> EXERCISE TASKS:
(a) Decide whether each statement agrees with the blog post on high school reunions below. Answer yes or no for each, and quote the words of the post that settle it. (i) The writer has attended several high school reunions. (ii) The writer thought up icebreakers while at a wedding. (iii) The writer urges readers to read Something Wicked This Way Comes.
(b) In the blog post on high school reunions below, which icebreaker did the writer like best?
(c) Go on with the blog post on high school reunions below, starting after its last sentence.

> EXTRACT TO READ:

══════════════════════════════

Monday, June 09, 2014

A second try?

So far I have declined all opportunities to go to high school reunions. A recent report by family members who did go hardened my disinclination: there'd have been nobody there I knew and the main focus of interest was the booze. And noise--I gather the purpose of a DJ is to prevent conversation.

At a wedding some years ago, while fantasizing about cutting the power cord for the DJ's mixer, I tried to come up with some icebreakers people could use in the sudden silence. The one I liked best was: "If you could go back in time and talk to your senior classmates for ten minutes, what would you say?"

That leads to "what else would you do?" and, recalling that I would be mentally older than my parents were at the time, heads straight into Something Wicked This Way Comes territory. You haven't read that one? Do. Now.

But speculating just for fun: what would I do if my current mind took hold of the senior class me, and I got the chance to try the rest of my life all over again?

══════════════════════════════

> MATERIAL:

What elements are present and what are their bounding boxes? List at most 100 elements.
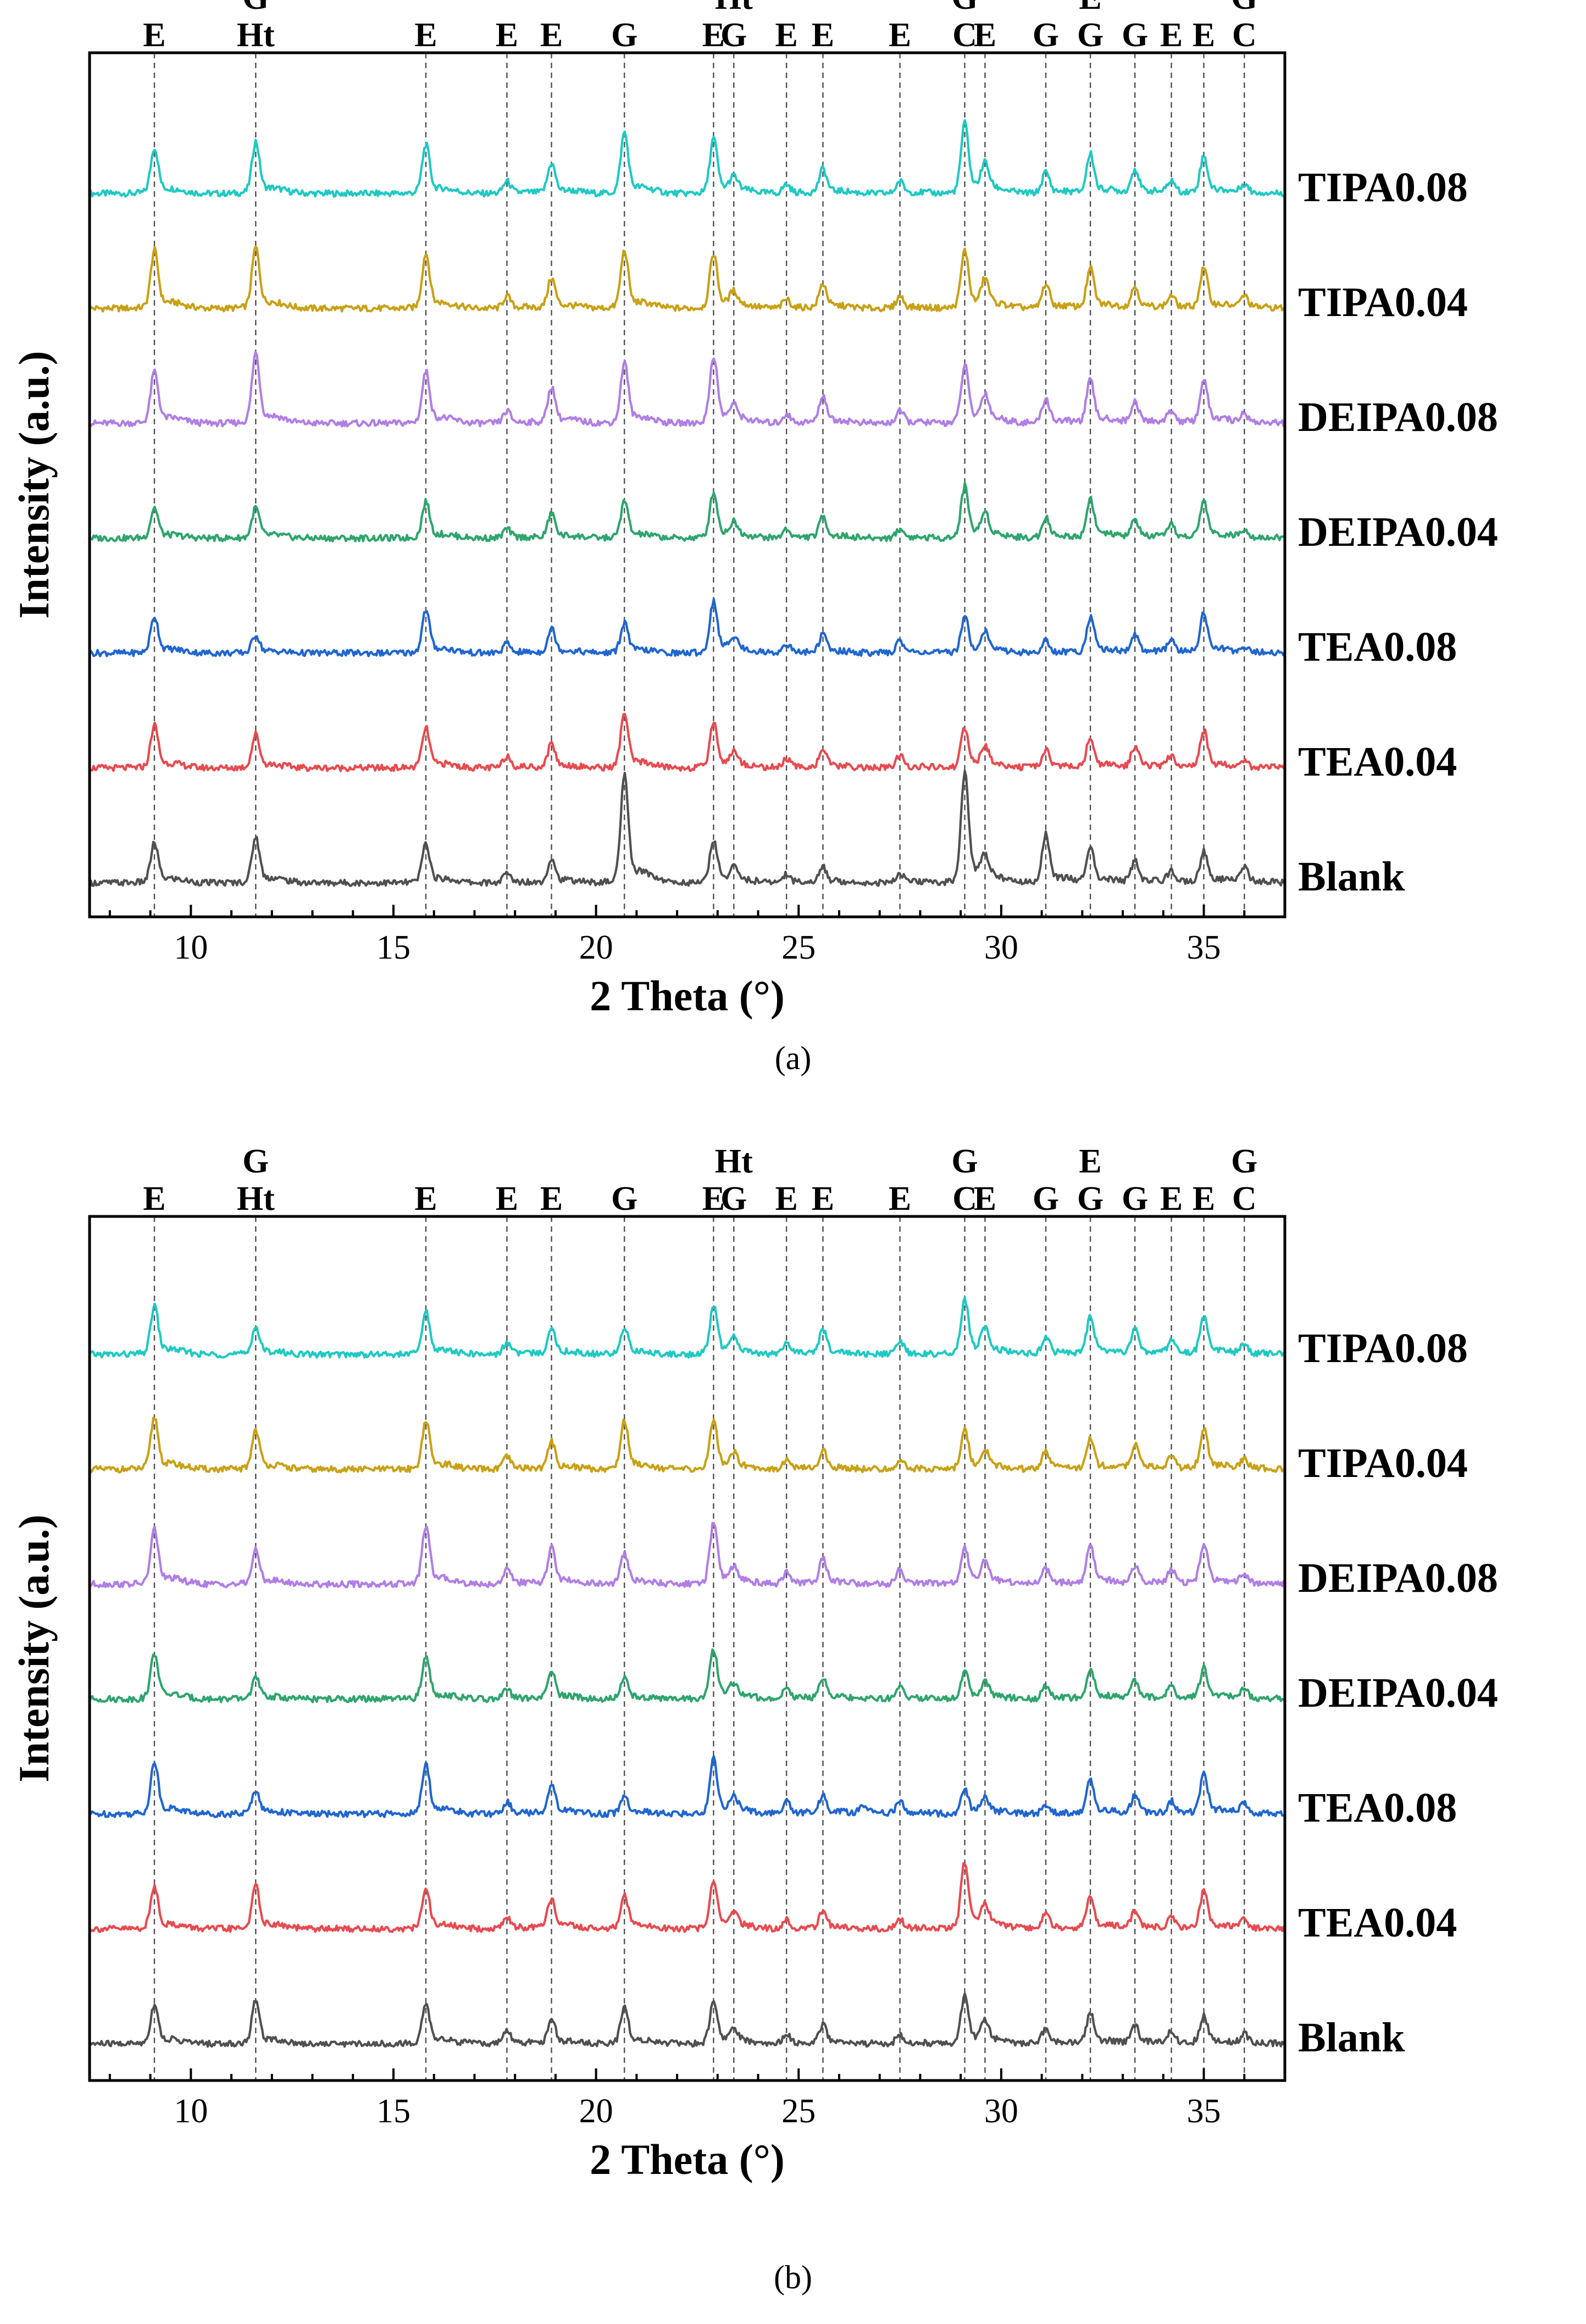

══════════════════════════════

> ANSWERS GIVEN:
(a)
(i) No: "So far I have declined all opportunities to go to high school reunions."
(ii) Yes: "At a wedding some years ago, while fantasizing about cutting the power cord for the DJ's mixer, I tried to come up with some icebreakers"
(iii) Yes: "You haven't read that one? Do. Now."

(b) "If you could go back in time and talk to your senior classmates for ten minutes, what would you say?"

(c)
Plus side: I get to fix some dumb mistakes. I made a lot of them. Some fixes are fairly generic and easy: get serious about exercise. Read less and listen more. The thing is, one of the mistakes was a choice of school: the right choice was over a hundred miles away. Changing the school makes a whole raft of other situations never appear. One of those situations was meeting my wife. Would I be able to stick it out wasting a couple of years? Worse yet, our age difference would be huge: would the intoxication be quite the same? Would other women be more like my Better Half as she is now than as the earlier version of her would be like the current version?

You'd think I'd be able to avoid the mistakes with the kids, and know the problems much earlier, but the kids would be different kids.

Minus side: I already know that stuff. Getting the necessary college degree would be horribly boring. Yes, I could be a star pupil, and get a better crack at the top jobs, but that might be over-reaching a bit.

I'm a researcher. We try to find out new stuff, right? If I already remember it, what's the point? Maybe I would take a whole different career direction: math instead of physics, or maybe a different branch of physics that I haven't kept track of so well, so that life would have a few surprises for me there.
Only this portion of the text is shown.